_What to produce_
Find each line holding "Corridoni" and copy it out.
*** Items
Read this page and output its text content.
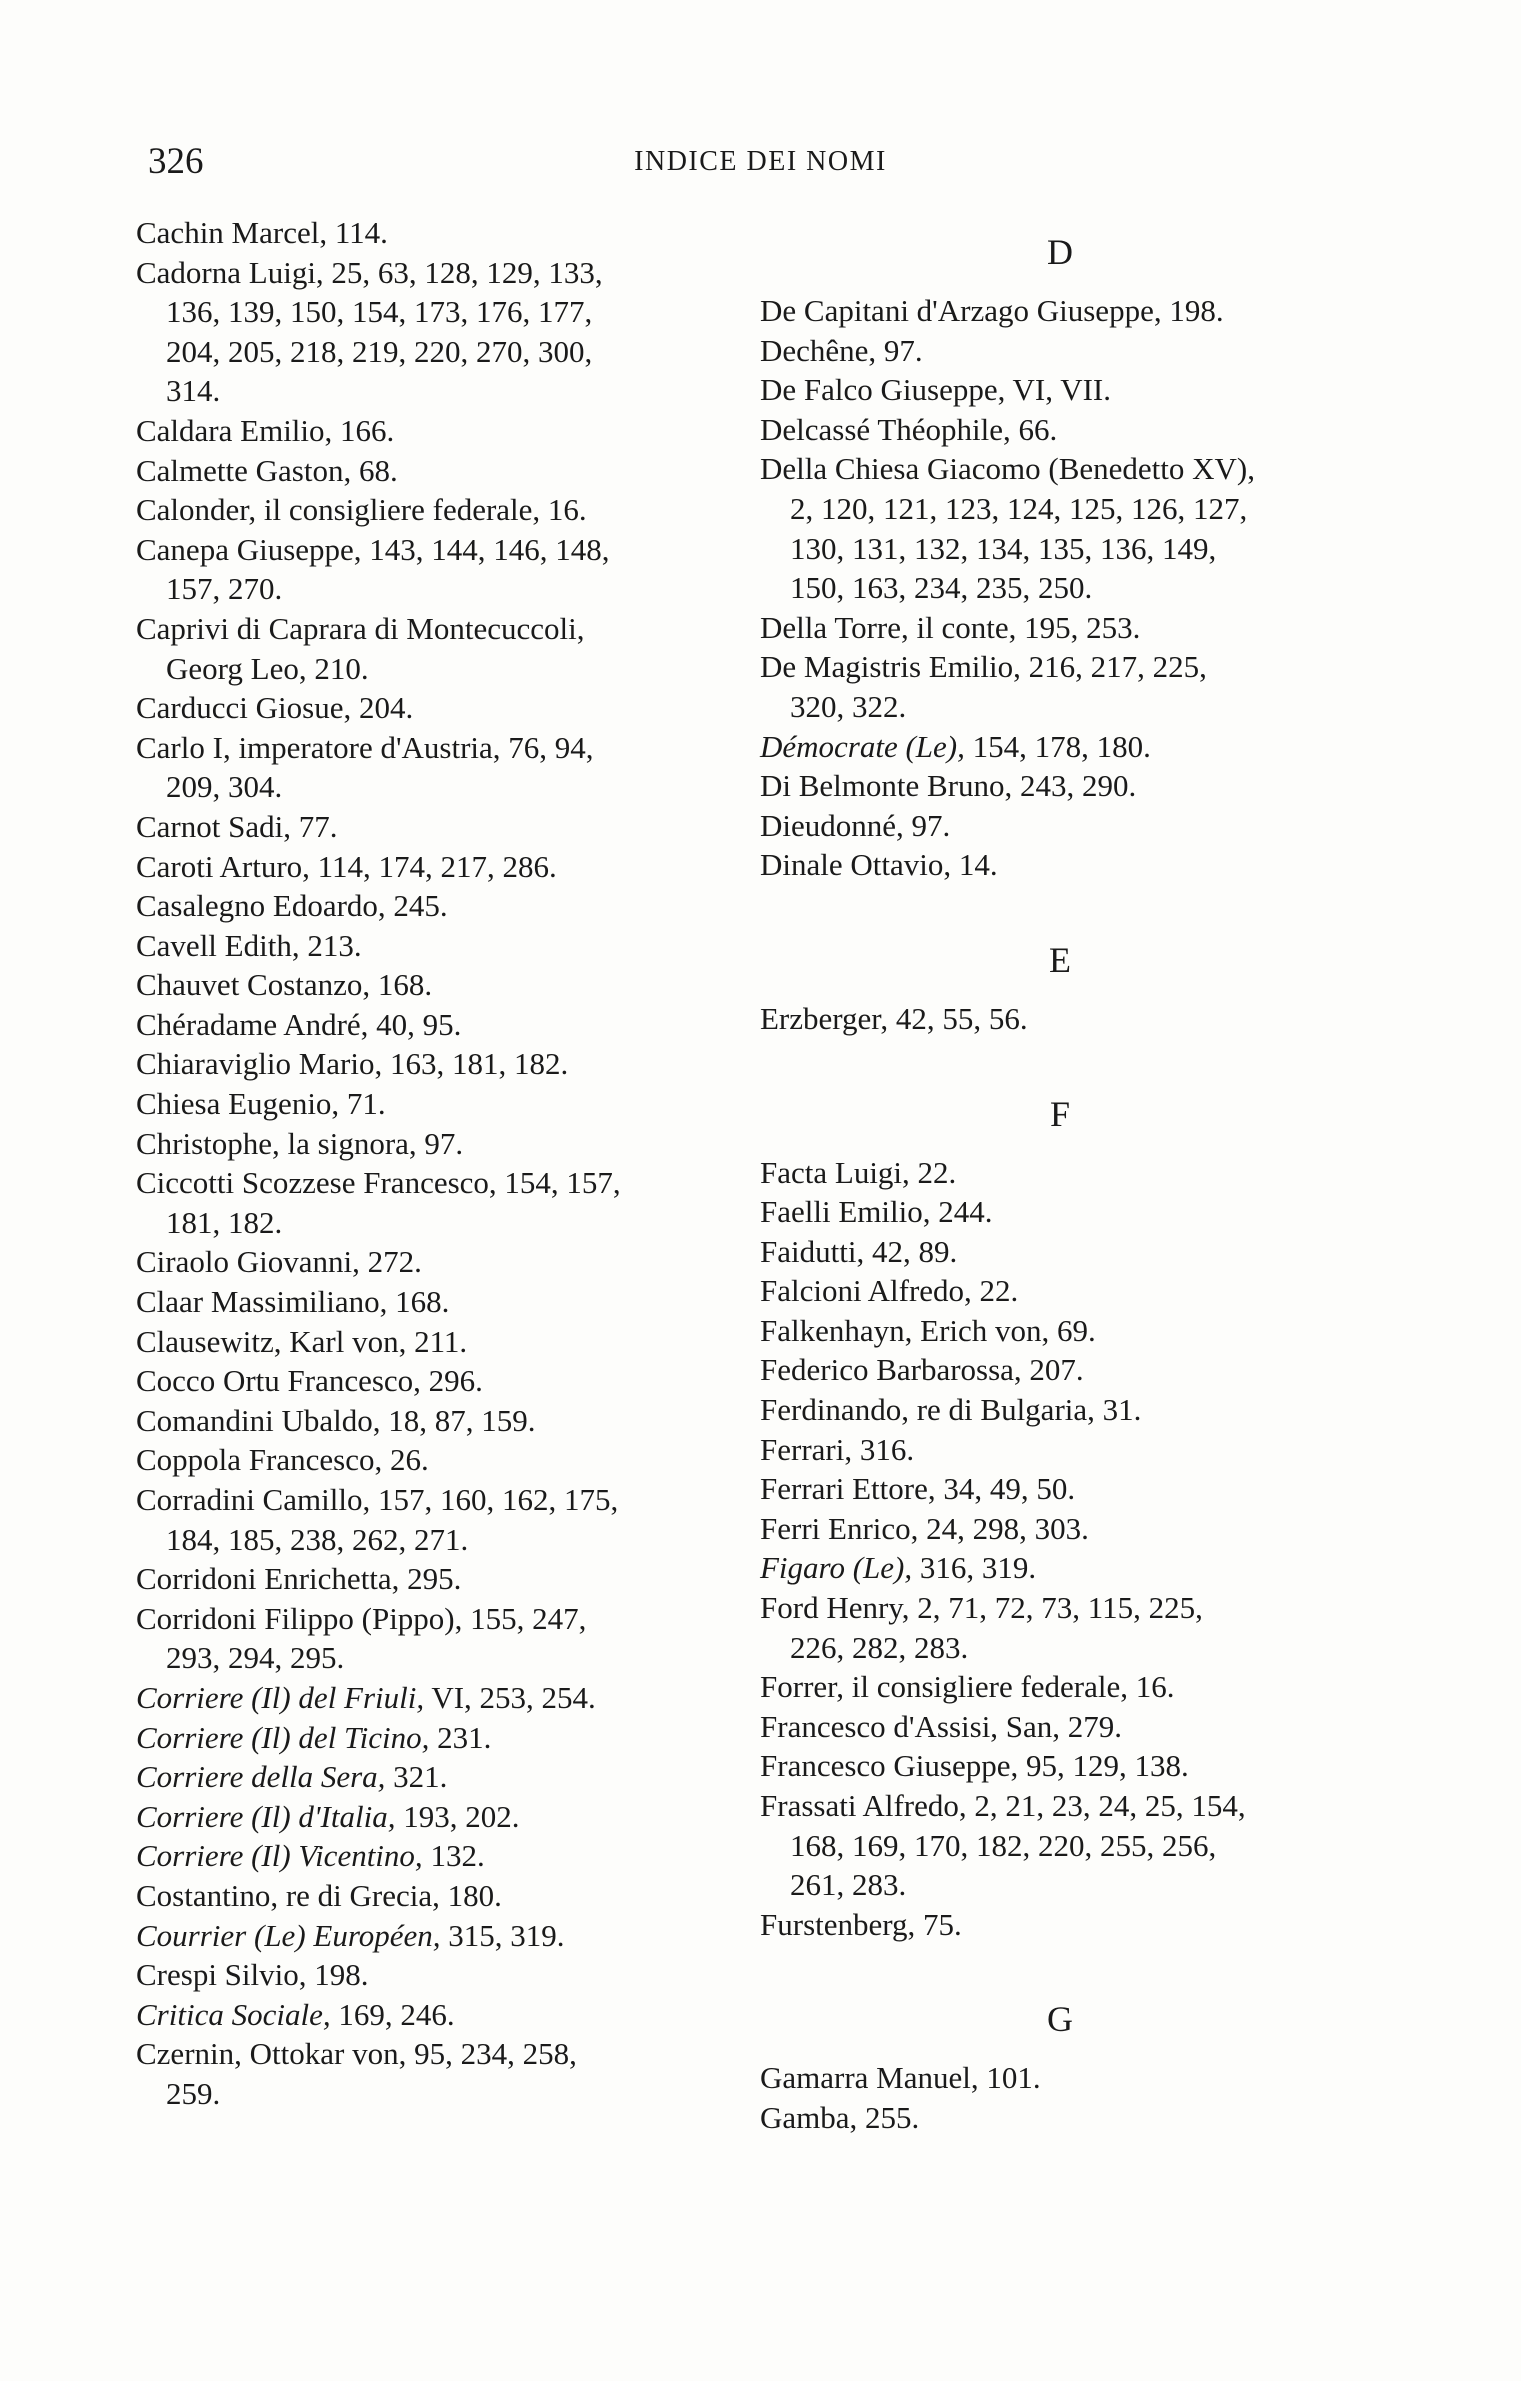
326	INDICE DEI NOMI
Cachin Marcel, 114.
Cadorna Luigi, 25, 63, 128, 129, 133,
136, 139, 150, 154, 173, 176, 177,
204, 205, 218, 219, 220, 270, 300,
314.
Caldara Emilio, 166.
Calmette Gaston, 68.
Calonder, il consigliere federale, 16.
Canepa Giuseppe, 143, 144, 146, 148,
157, 270.
Caprivi di Caprara di Montecuccoli,
Georg Leo, 210.
Carducci Giosue, 204.
Carlo I, imperatore d'Austria, 76, 94,
209, 304.
Carnot Sadi, 77.
Caroti Arturo, 114, 174, 217, 286.
Casalegno Edoardo, 245.
Cavell Edith, 213.
Chauvet Costanzo, 168.
Chéradame André, 40, 95.
Chiaraviglio Mario, 163, 181, 182.
Chiesa Eugenio, 71.
Christophe, la signora, 97.
Ciccotti Scozzese Francesco, 154, 157,
181, 182.
Ciraolo Giovanni, 272.
Claar Massimiliano, 168.
Clausewitz, Karl von, 211.
Cocco Ortu Francesco, 296.
Comandini Ubaldo, 18, 87, 159.
Coppola Francesco, 26.
Corradini Camillo, 157, 160, 162, 175,
184, 185, 238, 262, 271.
Corridoni Enrichetta, 295.
Corridoni Filippo (Pippo), 155, 247,
293, 294, 295.
Corriere (Il) del Friuli, VI, 253, 254.
Corriere (Il) del Ticino, 231.
Corriere della Sera, 321.
Corriere (Il) d'Italia, 193, 202.
Corriere (Il) Vicentino, 132.
Costantino, re di Grecia, 180.
Courrier (Le) Européen, 315, 319.
Crespi Silvio, 198.
Critica Sociale, 169, 246.
Czernin, Ottokar von, 95, 234, 258,
259.
D
De Capitani d'Arzago Giuseppe, 198.
Dechêne, 97.
De Falco Giuseppe, VI, VII.
Delcassé Théophile, 66.
Della Chiesa Giacomo (Benedetto XV),
2, 120, 121, 123, 124, 125, 126, 127,
130, 131, 132, 134, 135, 136, 149,
150, 163, 234, 235, 250.
Della Torre, il conte, 195, 253.
De Magistris Emilio, 216, 217, 225,
320, 322.
Démocrate (Le), 154, 178, 180.
Di Belmonte Bruno, 243, 290.
Dieudonné, 97.
Dinale Ottavio, 14.
E
Erzberger, 42, 55, 56.
F
Facta Luigi, 22.
Faelli Emilio, 244.
Faidutti, 42, 89.
Falcioni Alfredo, 22.
Falkenhayn, Erich von, 69.
Federico Barbarossa, 207.
Ferdinando, re di Bulgaria, 31.
Ferrari, 316.
Ferrari Ettore, 34, 49, 50.
Ferri Enrico, 24, 298, 303.
Figaro (Le), 316, 319.
Ford Henry, 2, 71, 72, 73, 115, 225,
226, 282, 283.
Forrer, il consigliere federale, 16.
Francesco d'Assisi, San, 279.
Francesco Giuseppe, 95, 129, 138.
Frassati Alfredo, 2, 21, 23, 24, 25, 154,
168, 169, 170, 182, 220, 255, 256,
261, 283.
Furstenberg, 75.
G
Gamarra Manuel, 101.
Gamba, 255.
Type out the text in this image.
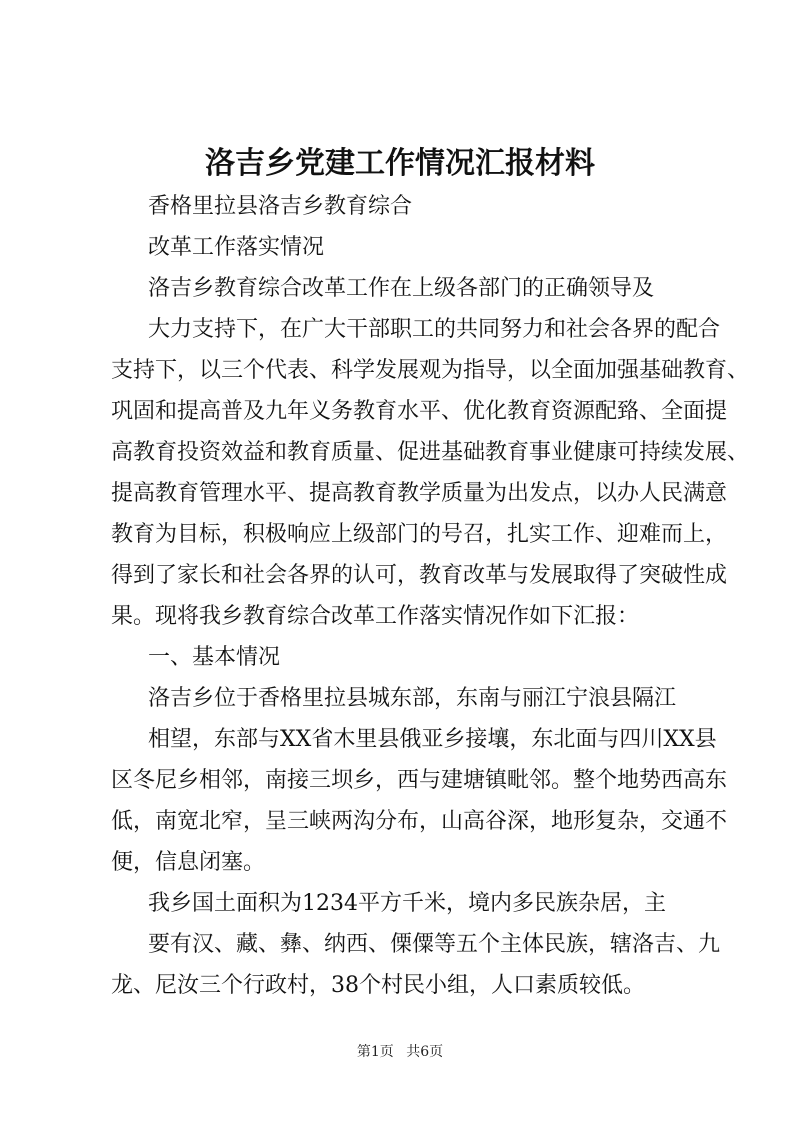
洛吉乡党建工作情况汇报材料
香格里拉县洛吉乡教育综合
改革工作落实情况
洛吉乡教育综合改革工作在上级各部门的正确领导及
大力支持下，在广大干部职工的共同努力和社会各界的配合
支持下，以三个代表、科学发展观为指导，以全面加强基础教育、
巩固和提高普及九年义务教育水平、优化教育资源配臵、全面提
高教育投资效益和教育质量、促进基础教育事业健康可持续发展、
提高教育管理水平、提高教育教学质量为出发点，以办人民满意
教育为目标，积极响应上级部门的号召，扎实工作、迎难而上，
得到了家长和社会各界的认可，教育改革与发展取得了突破性成
果。现将我乡教育综合改革工作落实情况作如下汇报：
一、基本情况
洛吉乡位于香格里拉县城东部，东南与丽江宁浪县隔江
相望，东部与XX省木里县俄亚乡接壤，东北面与四川XX县
区冬尼乡相邻，南接三坝乡，西与建塘镇毗邻。整个地势西高东
低，南宽北窄，呈三峡两沟分布，山高谷深，地形复杂，交通不
便，信息闭塞。
我乡国土面积为1234平方千米，境内多民族杂居，主
要有汉、藏、彝、纳西、傈僳等五个主体民族，辖洛吉、九
龙、尼汝三个行政村，38个村民小组，人口素质较低。
第1页 共6页
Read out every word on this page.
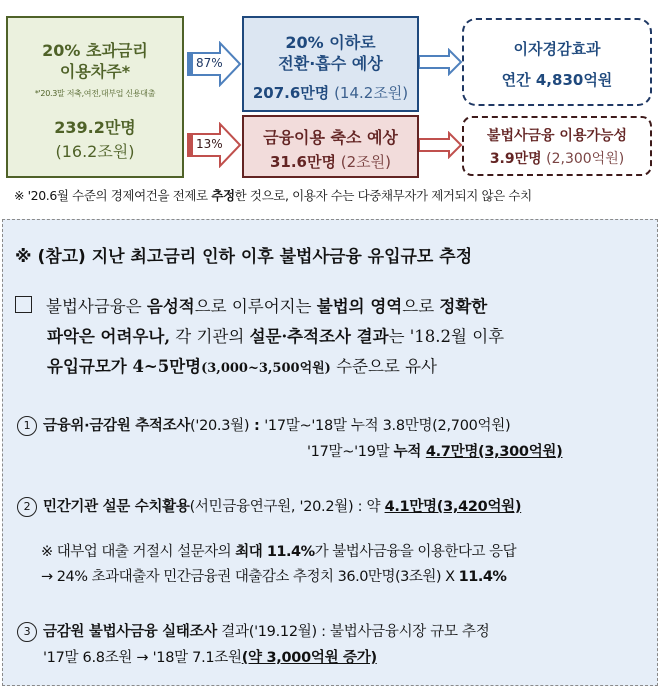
20% 초과금리
이용차주*
*'20.3말 저축,여전,대부업 신용대출
239.2만명
(16.2조원)
87%
13%
20% 이하로
전환·흡수 예상
207.6만명 (14.2조원)
금융이용 축소 예상
31.6만명 (2조원)
이자경감효과
연간 4,830억원
불법사금융 이용가능성
3.9만명 (2,300억원)
※ '20.6월 수준의 경제여건을 전제로 추정한 것으로, 이용자 수는 다중채무자가 제거되지 않은 수치
※ (참고) 지난 최고금리 인하 이후 불법사금융 유입규모 추정
불법사금융은 음성적으로 이루어지는 불법의 영역으로 정확한
파악은 어려우나, 각 기관의 설문·추적조사 결과는 '18.2월 이후
유입규모가 4~5만명(3,000~3,500억원) 수준으로 유사
1 금융위·금감원 추적조사('20.3월) : '17말~'18말 누적 3.8만명(2,700억원)
'17말~'19말 누적 4.7만명(3,300억원)
2 민간기관 설문 수치활용(서민금융연구원, '20.2월) : 약 4.1만명(3,420억원)
※ 대부업 대출 거절시 설문자의 최대 11.4%가 불법사금융을 이용한다고 응답
→ 24% 초과대출자 민간금융권 대출감소 추정치 36.0만명(3조원) X 11.4%
3 금감원 불법사금융 실태조사 결과('19.12월) : 불법사금융시장 규모 추정
'17말 6.8조원 → '18말 7.1조원(약 3,000억원 증가)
******
_Right answer_
Corridoni Enrichetta, 295.
Corridoni Filippo (Pippo), 155, 247,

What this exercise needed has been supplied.